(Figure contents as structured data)
========

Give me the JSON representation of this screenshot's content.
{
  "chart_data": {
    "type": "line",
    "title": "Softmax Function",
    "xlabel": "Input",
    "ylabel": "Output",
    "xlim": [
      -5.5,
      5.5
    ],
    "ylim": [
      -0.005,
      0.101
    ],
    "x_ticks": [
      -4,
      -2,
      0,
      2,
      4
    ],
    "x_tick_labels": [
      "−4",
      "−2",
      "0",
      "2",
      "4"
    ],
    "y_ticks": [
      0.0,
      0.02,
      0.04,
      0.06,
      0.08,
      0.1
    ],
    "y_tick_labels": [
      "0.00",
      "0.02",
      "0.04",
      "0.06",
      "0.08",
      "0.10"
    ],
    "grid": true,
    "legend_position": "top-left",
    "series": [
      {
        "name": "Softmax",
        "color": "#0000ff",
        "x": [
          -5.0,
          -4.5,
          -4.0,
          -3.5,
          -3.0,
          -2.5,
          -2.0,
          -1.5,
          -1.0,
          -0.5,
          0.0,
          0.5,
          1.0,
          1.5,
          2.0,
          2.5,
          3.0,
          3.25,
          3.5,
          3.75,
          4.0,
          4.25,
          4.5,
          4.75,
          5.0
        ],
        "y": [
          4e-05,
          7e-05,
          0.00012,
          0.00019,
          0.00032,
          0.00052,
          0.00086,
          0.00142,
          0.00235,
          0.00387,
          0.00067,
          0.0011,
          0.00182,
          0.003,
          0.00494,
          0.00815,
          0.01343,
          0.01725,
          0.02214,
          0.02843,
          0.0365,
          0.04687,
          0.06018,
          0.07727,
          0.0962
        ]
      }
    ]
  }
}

========

DO THIS → Identify the lines in the entries that hold "Softmax" and return each one.

RESULT OF THIS TASK →
    "title": "Softmax Function",
        "name": "Softmax",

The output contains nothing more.